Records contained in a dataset
^^^^

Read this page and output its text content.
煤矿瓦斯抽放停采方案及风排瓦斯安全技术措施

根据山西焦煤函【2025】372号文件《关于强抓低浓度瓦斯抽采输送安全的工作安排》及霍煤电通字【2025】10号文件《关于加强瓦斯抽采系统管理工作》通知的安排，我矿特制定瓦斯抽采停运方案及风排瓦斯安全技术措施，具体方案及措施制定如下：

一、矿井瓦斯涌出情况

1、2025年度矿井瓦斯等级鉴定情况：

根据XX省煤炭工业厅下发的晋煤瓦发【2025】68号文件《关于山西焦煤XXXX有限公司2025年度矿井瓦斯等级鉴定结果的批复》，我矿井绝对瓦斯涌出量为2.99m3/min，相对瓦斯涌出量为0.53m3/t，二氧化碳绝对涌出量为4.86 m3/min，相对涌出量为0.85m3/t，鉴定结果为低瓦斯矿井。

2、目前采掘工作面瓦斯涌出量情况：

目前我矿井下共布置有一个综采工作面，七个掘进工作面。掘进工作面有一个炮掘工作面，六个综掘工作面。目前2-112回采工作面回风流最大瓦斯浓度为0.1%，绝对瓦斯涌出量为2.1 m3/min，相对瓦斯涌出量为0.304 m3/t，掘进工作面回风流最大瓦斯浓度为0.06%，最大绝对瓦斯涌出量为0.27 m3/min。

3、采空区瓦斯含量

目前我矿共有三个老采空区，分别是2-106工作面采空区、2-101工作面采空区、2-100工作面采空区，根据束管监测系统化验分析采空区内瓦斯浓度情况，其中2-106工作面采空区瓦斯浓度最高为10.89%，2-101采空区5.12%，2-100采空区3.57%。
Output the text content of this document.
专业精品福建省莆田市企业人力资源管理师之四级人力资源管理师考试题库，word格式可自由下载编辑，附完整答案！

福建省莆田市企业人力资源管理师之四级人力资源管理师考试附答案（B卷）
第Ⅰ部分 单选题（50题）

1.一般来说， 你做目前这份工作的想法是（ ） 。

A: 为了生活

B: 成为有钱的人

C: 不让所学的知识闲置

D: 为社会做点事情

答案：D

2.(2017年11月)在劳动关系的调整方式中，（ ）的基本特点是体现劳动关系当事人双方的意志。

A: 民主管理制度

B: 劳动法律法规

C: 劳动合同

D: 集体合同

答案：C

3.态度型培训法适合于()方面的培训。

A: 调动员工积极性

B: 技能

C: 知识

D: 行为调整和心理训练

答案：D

^^^^

_Problem description:_
Go through the records. Copy each line where "this" appears.

_The answer:_
Read this page and output its text content.
Output the text content of this document.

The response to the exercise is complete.